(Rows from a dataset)

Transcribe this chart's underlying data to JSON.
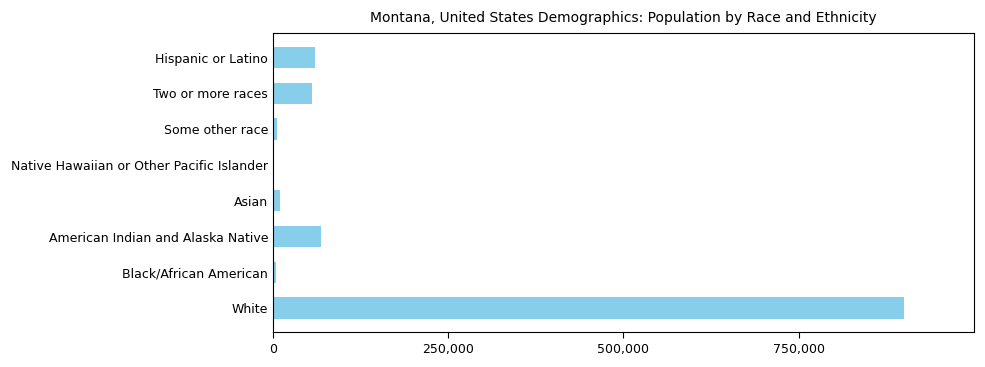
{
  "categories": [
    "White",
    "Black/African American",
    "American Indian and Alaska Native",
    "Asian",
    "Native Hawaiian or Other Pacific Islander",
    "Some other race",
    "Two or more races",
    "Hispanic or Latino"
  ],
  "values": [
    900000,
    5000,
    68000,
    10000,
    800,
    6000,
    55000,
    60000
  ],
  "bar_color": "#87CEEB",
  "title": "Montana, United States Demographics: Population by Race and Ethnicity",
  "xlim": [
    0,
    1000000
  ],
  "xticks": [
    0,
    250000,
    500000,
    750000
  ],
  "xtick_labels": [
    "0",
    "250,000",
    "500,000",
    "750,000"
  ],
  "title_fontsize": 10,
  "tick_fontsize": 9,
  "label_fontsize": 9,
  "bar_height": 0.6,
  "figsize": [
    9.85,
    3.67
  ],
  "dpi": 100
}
* * *
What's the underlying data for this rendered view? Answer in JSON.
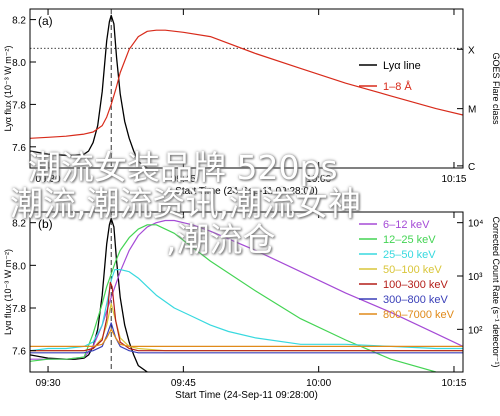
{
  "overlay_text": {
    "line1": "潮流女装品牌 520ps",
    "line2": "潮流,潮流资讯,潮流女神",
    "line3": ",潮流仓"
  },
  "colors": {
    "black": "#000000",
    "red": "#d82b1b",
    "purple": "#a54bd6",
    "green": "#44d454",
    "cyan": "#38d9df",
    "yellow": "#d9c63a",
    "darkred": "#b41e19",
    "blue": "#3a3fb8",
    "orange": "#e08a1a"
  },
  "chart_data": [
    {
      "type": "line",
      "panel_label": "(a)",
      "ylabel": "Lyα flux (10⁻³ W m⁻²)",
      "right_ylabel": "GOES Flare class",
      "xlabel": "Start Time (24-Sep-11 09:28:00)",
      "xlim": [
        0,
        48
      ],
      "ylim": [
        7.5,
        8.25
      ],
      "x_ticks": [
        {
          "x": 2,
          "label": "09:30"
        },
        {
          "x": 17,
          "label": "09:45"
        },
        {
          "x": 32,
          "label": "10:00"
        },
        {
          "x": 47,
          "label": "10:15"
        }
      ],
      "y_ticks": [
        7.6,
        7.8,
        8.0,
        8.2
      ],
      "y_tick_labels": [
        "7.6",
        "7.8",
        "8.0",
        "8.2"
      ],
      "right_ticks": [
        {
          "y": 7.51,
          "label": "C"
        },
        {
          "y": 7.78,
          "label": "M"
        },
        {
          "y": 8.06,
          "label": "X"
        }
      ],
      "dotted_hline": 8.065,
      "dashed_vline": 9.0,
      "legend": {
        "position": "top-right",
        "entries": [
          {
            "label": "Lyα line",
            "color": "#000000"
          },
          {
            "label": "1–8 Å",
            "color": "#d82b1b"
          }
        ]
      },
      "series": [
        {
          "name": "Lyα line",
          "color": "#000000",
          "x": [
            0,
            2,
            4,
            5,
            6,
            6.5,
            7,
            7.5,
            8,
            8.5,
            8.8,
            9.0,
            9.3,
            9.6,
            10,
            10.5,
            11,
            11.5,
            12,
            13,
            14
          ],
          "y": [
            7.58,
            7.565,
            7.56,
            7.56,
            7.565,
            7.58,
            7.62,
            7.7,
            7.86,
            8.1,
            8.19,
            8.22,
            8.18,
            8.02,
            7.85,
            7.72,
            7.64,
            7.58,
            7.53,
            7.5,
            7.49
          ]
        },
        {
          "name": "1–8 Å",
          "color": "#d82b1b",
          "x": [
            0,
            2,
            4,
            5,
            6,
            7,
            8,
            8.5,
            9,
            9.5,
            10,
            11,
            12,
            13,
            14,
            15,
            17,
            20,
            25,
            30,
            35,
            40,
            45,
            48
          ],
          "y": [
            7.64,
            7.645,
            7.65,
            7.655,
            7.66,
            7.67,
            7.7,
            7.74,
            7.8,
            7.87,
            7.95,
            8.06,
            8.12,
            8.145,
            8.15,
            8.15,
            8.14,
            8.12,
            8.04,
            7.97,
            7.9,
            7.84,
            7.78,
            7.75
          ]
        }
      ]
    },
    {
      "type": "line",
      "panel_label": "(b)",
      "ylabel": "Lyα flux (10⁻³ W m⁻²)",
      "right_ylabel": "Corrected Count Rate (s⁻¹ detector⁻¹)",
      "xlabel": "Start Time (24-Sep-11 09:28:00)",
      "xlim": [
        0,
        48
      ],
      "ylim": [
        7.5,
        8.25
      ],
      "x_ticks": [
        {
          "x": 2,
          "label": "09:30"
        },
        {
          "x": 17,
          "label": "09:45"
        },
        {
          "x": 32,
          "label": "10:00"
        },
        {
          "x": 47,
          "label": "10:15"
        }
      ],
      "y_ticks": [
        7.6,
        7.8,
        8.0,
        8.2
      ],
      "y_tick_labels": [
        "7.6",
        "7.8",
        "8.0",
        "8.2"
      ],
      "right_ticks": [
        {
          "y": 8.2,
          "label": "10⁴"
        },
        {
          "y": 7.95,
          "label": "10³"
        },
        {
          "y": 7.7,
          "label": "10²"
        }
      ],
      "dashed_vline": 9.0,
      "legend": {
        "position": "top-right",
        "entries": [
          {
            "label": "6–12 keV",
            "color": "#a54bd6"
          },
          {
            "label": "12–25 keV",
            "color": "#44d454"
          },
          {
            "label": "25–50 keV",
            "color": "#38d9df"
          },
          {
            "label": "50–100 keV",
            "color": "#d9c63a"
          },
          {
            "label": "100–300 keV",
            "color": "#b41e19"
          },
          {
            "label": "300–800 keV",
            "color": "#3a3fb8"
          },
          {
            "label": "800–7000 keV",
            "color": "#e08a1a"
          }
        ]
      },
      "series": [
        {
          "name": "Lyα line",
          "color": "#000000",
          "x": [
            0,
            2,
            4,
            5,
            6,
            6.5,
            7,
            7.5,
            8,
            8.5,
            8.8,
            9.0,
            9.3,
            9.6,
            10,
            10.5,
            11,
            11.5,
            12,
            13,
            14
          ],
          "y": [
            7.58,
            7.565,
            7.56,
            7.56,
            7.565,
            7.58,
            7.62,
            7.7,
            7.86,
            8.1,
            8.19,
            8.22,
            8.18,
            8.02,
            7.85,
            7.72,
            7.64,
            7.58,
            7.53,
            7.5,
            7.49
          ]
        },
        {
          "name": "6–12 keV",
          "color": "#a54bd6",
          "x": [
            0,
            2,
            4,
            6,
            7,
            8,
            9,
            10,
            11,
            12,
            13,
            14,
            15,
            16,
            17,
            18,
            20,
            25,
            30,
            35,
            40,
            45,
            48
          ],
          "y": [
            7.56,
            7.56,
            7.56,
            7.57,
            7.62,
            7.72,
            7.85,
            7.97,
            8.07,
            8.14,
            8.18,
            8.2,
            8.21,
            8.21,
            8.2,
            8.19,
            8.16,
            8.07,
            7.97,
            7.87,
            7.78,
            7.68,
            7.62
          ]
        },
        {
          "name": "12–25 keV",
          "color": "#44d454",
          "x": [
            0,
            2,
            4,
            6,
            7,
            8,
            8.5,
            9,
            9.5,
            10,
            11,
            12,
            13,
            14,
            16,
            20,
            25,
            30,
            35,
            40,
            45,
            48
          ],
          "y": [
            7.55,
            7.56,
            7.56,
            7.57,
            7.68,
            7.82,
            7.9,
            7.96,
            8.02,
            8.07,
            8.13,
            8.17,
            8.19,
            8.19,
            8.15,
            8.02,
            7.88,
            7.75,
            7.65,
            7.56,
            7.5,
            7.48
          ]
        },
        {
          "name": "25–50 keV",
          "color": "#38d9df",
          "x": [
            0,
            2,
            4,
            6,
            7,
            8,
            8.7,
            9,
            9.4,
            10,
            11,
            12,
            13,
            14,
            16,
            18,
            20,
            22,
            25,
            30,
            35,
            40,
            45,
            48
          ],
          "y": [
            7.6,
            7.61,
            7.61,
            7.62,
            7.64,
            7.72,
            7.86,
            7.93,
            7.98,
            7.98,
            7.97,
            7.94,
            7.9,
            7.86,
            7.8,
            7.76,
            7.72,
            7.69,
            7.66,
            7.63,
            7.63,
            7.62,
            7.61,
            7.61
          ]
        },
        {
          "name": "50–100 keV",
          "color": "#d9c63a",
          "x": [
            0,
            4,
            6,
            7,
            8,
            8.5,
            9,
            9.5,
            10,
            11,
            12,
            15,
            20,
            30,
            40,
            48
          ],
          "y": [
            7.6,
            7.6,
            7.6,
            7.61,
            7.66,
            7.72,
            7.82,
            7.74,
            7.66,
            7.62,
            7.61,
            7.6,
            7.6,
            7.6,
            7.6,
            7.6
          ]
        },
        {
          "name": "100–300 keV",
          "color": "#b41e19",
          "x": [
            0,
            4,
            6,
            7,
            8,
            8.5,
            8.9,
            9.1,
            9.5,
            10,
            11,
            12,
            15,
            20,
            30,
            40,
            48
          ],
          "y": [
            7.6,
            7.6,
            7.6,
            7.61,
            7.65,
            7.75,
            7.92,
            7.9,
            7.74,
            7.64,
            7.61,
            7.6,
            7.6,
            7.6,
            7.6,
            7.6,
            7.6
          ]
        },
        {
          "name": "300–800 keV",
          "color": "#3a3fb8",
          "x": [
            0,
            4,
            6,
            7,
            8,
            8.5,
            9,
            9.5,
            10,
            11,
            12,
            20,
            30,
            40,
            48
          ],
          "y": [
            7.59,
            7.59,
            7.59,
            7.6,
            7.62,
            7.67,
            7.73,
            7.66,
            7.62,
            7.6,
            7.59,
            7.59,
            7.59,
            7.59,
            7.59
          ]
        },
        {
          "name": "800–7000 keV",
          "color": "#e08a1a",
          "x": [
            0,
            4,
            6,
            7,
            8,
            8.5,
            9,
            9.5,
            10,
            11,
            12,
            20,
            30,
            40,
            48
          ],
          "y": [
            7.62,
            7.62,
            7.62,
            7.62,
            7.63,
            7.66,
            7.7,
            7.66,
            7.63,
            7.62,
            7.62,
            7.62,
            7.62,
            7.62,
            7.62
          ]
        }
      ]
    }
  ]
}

» BRIEF
Working from the listing above, pick out every line that has "name" and copy it.

» RESULT OF THE EXERCISE
          "name": "Lyα line",
          "name": "1–8 Å",
          "name": "Lyα line",
          "name": "6–12 keV",
          "name": "12–25 keV",
          "name": "25–50 keV",
          "name": "50–100 keV",
          "name": "100–300 keV",
          "name": "300–800 keV",
          "name": "800–7000 keV",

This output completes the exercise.